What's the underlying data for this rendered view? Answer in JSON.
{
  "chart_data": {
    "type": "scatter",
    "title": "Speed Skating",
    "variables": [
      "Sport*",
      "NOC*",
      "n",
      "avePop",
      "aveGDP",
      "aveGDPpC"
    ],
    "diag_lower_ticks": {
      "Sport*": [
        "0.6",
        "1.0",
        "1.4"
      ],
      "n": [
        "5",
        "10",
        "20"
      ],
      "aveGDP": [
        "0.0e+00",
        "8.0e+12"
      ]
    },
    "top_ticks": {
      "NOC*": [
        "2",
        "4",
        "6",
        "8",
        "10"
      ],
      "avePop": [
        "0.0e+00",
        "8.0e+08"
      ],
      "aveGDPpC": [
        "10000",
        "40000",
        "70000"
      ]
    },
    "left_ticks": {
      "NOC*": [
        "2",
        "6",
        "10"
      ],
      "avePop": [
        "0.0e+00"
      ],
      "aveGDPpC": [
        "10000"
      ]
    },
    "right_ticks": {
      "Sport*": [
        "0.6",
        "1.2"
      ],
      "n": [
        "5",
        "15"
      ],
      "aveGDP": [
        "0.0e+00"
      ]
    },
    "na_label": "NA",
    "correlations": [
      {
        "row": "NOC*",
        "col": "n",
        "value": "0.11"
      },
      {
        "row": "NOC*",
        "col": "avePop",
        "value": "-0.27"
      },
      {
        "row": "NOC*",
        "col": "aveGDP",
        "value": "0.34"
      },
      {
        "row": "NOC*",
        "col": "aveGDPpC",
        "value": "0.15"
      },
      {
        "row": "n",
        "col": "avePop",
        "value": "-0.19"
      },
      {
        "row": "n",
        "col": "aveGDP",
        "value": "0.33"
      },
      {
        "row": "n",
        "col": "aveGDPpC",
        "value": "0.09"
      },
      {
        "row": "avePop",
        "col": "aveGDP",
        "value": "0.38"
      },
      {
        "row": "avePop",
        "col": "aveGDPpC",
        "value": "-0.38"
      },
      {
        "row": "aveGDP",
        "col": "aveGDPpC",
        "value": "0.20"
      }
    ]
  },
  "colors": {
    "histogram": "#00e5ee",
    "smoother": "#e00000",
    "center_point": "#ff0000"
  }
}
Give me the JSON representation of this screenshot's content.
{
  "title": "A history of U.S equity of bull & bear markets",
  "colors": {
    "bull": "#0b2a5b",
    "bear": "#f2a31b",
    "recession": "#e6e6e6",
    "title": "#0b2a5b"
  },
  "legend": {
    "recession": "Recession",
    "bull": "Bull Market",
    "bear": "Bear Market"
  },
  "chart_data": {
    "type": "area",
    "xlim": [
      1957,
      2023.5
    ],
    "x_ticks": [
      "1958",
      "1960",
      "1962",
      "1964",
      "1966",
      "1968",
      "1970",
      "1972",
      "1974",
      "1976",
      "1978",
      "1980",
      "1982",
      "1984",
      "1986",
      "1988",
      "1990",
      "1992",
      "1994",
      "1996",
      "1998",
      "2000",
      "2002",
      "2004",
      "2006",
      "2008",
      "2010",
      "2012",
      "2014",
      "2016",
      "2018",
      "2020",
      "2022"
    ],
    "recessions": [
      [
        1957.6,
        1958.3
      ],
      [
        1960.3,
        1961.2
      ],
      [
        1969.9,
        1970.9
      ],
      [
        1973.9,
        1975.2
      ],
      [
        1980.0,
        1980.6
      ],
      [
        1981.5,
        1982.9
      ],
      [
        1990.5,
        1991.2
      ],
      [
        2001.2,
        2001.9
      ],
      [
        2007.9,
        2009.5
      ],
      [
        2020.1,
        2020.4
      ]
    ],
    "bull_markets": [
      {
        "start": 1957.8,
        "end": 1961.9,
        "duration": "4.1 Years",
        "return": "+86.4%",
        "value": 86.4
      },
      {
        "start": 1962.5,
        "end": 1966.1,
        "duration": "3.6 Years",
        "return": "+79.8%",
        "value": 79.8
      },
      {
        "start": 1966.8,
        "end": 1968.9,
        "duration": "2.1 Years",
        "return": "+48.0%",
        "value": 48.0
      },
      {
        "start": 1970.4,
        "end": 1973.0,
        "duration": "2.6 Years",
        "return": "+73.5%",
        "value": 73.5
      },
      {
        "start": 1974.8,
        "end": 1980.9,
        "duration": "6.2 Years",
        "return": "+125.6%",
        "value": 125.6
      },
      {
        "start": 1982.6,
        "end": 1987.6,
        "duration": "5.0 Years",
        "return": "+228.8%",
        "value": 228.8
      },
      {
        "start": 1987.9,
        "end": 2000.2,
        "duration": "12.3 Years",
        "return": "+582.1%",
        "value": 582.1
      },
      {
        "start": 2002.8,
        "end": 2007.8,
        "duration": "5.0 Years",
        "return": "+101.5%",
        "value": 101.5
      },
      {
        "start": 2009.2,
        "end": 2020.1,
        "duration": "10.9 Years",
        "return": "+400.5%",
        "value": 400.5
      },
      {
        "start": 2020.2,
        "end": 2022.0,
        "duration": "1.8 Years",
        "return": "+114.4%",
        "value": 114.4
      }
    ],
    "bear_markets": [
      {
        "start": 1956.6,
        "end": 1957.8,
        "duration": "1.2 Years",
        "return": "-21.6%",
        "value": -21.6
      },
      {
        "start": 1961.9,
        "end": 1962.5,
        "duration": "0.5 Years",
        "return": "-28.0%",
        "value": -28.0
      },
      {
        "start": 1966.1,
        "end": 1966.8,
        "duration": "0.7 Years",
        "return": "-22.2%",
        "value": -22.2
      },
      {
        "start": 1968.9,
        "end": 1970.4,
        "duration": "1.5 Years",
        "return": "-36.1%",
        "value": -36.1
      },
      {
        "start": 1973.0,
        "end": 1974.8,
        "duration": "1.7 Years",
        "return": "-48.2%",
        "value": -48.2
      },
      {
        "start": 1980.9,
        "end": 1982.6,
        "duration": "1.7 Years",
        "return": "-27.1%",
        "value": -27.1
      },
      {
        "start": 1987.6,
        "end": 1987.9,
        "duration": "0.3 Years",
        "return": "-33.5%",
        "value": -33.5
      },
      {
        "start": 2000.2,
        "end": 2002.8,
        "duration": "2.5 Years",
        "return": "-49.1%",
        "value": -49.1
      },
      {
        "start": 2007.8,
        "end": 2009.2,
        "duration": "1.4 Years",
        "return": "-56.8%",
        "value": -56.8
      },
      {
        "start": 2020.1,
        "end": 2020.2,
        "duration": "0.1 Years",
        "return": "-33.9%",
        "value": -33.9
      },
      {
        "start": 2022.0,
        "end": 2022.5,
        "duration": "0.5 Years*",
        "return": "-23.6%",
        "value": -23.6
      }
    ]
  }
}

+ + + + + + +

Work required —
Restate the whole of the material exactly.

Worked solution —
What's the underlying data for this rendered view? Answer in JSON.
{
  "chart_data": {
    "type": "scatter",
    "title": "Speed Skating",
    "variables": [
      "Sport*",
      "NOC*",
      "n",
      "avePop",
      "aveGDP",
      "aveGDPpC"
    ],
    "diag_lower_ticks": {
      "Sport*": [
        "0.6",
        "1.0",
        "1.4"
      ],
      "n": [
        "5",
        "10",
        "20"
      ],
      "aveGDP": [
        "0.0e+00",
        "8.0e+12"
      ]
    },
    "top_ticks": {
      "NOC*": [
        "2",
        "4",
        "6",
        "8",
        "10"
      ],
      "avePop": [
        "0.0e+00",
        "8.0e+08"
      ],
      "aveGDPpC": [
        "10000",
        "40000",
        "70000"
      ]
    },
    "left_ticks": {
      "NOC*": [
        "2",
        "6",
        "10"
      ],
      "avePop": [
        "0.0e+00"
      ],
      "aveGDPpC": [
        "10000"
      ]
    },
    "right_ticks": {
      "Sport*": [
        "0.6",
        "1.2"
      ],
      "n": [
        "5",
        "15"
      ],
      "aveGDP": [
        "0.0e+00"
      ]
    },
    "na_label": "NA",
    "correlations": [
      {
        "row": "NOC*",
        "col": "n",
        "value": "0.11"
      },
      {
        "row": "NOC*",
        "col": "avePop",
        "value": "-0.27"
      },
      {
        "row": "NOC*",
        "col": "aveGDP",
        "value": "0.34"
      },
      {
        "row": "NOC*",
        "col": "aveGDPpC",
        "value": "0.15"
      },
      {
        "row": "n",
        "col": "avePop",
        "value": "-0.19"
      },
      {
        "row": "n",
        "col": "aveGDP",
        "value": "0.33"
      },
      {
        "row": "n",
        "col": "aveGDPpC",
        "value": "0.09"
      },
      {
        "row": "avePop",
        "col": "aveGDP",
        "value": "0.38"
      },
      {
        "row": "avePop",
        "col": "aveGDPpC",
        "value": "-0.38"
      },
      {
        "row": "aveGDP",
        "col": "aveGDPpC",
        "value": "0.20"
      }
    ]
  },
  "colors": {
    "histogram": "#00e5ee",
    "smoother": "#e00000",
    "center_point": "#ff0000"
  }
}
Give me the JSON representation of this screenshot's content.
{
  "title": "A history of U.S equity of bull & bear markets",
  "colors": {
    "bull": "#0b2a5b",
    "bear": "#f2a31b",
    "recession": "#e6e6e6",
    "title": "#0b2a5b"
  },
  "legend": {
    "recession": "Recession",
    "bull": "Bull Market",
    "bear": "Bear Market"
  },
  "chart_data": {
    "type": "area",
    "xlim": [
      1957,
      2023.5
    ],
    "x_ticks": [
      "1958",
      "1960",
      "1962",
      "1964",
      "1966",
      "1968",
      "1970",
      "1972",
      "1974",
      "1976",
      "1978",
      "1980",
      "1982",
      "1984",
      "1986",
      "1988",
      "1990",
      "1992",
      "1994",
      "1996",
      "1998",
      "2000",
      "2002",
      "2004",
      "2006",
      "2008",
      "2010",
      "2012",
      "2014",
      "2016",
      "2018",
      "2020",
      "2022"
    ],
    "recessions": [
      [
        1957.6,
        1958.3
      ],
      [
        1960.3,
        1961.2
      ],
      [
        1969.9,
        1970.9
      ],
      [
        1973.9,
        1975.2
      ],
      [
        1980.0,
        1980.6
      ],
      [
        1981.5,
        1982.9
      ],
      [
        1990.5,
        1991.2
      ],
      [
        2001.2,
        2001.9
      ],
      [
        2007.9,
        2009.5
      ],
      [
        2020.1,
        2020.4
      ]
    ],
    "bull_markets": [
      {
        "start": 1957.8,
        "end": 1961.9,
        "duration": "4.1 Years",
        "return": "+86.4%",
        "value": 86.4
      },
      {
        "start": 1962.5,
        "end": 1966.1,
        "duration": "3.6 Years",
        "return": "+79.8%",
        "value": 79.8
      },
      {
        "start": 1966.8,
        "end": 1968.9,
        "duration": "2.1 Years",
        "return": "+48.0%",
        "value": 48.0
      },
      {
        "start": 1970.4,
        "end": 1973.0,
        "duration": "2.6 Years",
        "return": "+73.5%",
        "value": 73.5
      },
      {
        "start": 1974.8,
        "end": 1980.9,
        "duration": "6.2 Years",
        "return": "+125.6%",
        "value": 125.6
      },
      {
        "start": 1982.6,
        "end": 1987.6,
        "duration": "5.0 Years",
        "return": "+228.8%",
        "value": 228.8
      },
      {
        "start": 1987.9,
        "end": 2000.2,
        "duration": "12.3 Years",
        "return": "+582.1%",
        "value": 582.1
      },
      {
        "start": 2002.8,
        "end": 2007.8,
        "duration": "5.0 Years",
        "return": "+101.5%",
        "value": 101.5
      },
      {
        "start": 2009.2,
        "end": 2020.1,
        "duration": "10.9 Years",
        "return": "+400.5%",
        "value": 400.5
      },
      {
        "start": 2020.2,
        "end": 2022.0,
        "duration": "1.8 Years",
        "return": "+114.4%",
        "value": 114.4
      }
    ],
    "bear_markets": [
      {
        "start": 1956.6,
        "end": 1957.8,
        "duration": "1.2 Years",
        "return": "-21.6%",
        "value": -21.6
      },
      {
        "start": 1961.9,
        "end": 1962.5,
        "duration": "0.5 Years",
        "return": "-28.0%",
        "value": -28.0
      },
      {
        "start": 1966.1,
        "end": 1966.8,
        "duration": "0.7 Years",
        "return": "-22.2%",
        "value": -22.2
      },
      {
        "start": 1968.9,
        "end": 1970.4,
        "duration": "1.5 Years",
        "return": "-36.1%",
        "value": -36.1
      },
      {
        "start": 1973.0,
        "end": 1974.8,
        "duration": "1.7 Years",
        "return": "-48.2%",
        "value": -48.2
      },
      {
        "start": 1980.9,
        "end": 1982.6,
        "duration": "1.7 Years",
        "return": "-27.1%",
        "value": -27.1
      },
      {
        "start": 1987.6,
        "end": 1987.9,
        "duration": "0.3 Years",
        "return": "-33.5%",
        "value": -33.5
      },
      {
        "start": 2000.2,
        "end": 2002.8,
        "duration": "2.5 Years",
        "return": "-49.1%",
        "value": -49.1
      },
      {
        "start": 2007.8,
        "end": 2009.2,
        "duration": "1.4 Years",
        "return": "-56.8%",
        "value": -56.8
      },
      {
        "start": 2020.1,
        "end": 2020.2,
        "duration": "0.1 Years",
        "return": "-33.9%",
        "value": -33.9
      },
      {
        "start": 2022.0,
        "end": 2022.5,
        "duration": "0.5 Years*",
        "return": "-23.6%",
        "value": -23.6
      }
    ]
  }
}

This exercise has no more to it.